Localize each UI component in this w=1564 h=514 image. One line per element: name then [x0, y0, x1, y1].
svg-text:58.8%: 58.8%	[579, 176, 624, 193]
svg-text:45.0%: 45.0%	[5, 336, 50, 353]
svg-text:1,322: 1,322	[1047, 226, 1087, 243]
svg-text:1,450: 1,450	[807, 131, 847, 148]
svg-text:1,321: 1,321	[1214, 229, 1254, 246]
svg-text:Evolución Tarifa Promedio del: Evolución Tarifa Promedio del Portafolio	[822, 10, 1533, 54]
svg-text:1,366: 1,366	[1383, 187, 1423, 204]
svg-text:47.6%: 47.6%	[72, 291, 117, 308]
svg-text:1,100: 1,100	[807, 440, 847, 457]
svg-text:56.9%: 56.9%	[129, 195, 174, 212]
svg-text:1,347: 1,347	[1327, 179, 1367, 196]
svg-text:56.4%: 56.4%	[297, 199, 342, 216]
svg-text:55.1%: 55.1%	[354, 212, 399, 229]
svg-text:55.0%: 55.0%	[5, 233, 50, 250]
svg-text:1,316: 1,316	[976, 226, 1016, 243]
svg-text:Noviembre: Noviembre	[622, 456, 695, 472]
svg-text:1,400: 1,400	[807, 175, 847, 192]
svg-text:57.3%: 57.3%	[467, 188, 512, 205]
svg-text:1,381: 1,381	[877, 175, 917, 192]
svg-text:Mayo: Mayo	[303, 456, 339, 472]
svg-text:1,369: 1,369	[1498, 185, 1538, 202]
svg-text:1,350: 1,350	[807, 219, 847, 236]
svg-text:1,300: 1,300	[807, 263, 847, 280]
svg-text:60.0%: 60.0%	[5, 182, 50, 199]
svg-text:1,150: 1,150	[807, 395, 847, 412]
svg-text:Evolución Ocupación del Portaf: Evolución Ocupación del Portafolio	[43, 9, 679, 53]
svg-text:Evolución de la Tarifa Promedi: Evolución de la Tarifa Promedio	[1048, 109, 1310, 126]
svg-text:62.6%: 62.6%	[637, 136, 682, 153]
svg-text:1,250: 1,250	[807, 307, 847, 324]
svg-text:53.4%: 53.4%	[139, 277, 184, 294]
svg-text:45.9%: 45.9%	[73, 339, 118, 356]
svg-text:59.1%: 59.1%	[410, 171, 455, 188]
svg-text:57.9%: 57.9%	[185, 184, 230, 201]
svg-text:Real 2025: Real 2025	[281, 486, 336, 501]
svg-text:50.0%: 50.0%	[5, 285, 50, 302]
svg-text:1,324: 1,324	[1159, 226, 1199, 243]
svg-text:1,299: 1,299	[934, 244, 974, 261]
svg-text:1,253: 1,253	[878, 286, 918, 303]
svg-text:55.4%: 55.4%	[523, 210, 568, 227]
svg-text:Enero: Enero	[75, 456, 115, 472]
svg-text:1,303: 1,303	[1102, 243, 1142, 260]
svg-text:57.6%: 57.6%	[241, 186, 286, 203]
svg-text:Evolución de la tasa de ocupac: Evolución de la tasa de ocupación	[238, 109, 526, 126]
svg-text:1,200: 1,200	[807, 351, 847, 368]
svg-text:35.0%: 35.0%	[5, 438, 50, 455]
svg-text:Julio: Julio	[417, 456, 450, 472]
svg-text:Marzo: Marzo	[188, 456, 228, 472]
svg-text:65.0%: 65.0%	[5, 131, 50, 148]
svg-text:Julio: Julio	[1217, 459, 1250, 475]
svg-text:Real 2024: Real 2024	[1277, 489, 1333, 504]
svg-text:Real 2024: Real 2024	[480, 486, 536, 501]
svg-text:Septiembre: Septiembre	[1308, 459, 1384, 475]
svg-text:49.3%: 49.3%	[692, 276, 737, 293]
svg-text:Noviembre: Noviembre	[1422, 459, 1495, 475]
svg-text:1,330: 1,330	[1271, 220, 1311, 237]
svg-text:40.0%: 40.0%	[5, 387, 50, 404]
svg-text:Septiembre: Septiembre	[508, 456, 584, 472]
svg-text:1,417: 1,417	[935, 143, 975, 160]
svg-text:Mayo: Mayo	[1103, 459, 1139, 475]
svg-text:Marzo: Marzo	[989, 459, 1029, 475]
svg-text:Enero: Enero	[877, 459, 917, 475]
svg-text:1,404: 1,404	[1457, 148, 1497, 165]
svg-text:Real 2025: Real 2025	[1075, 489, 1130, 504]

*QUÉ HACER*:
Cuenta las filas de arriba en las que aparece la cadena "Evolución", teniendo en cuenta mayúsculas y minúsculas. Responde solo con el número.

*SOLUCIÓN*:
4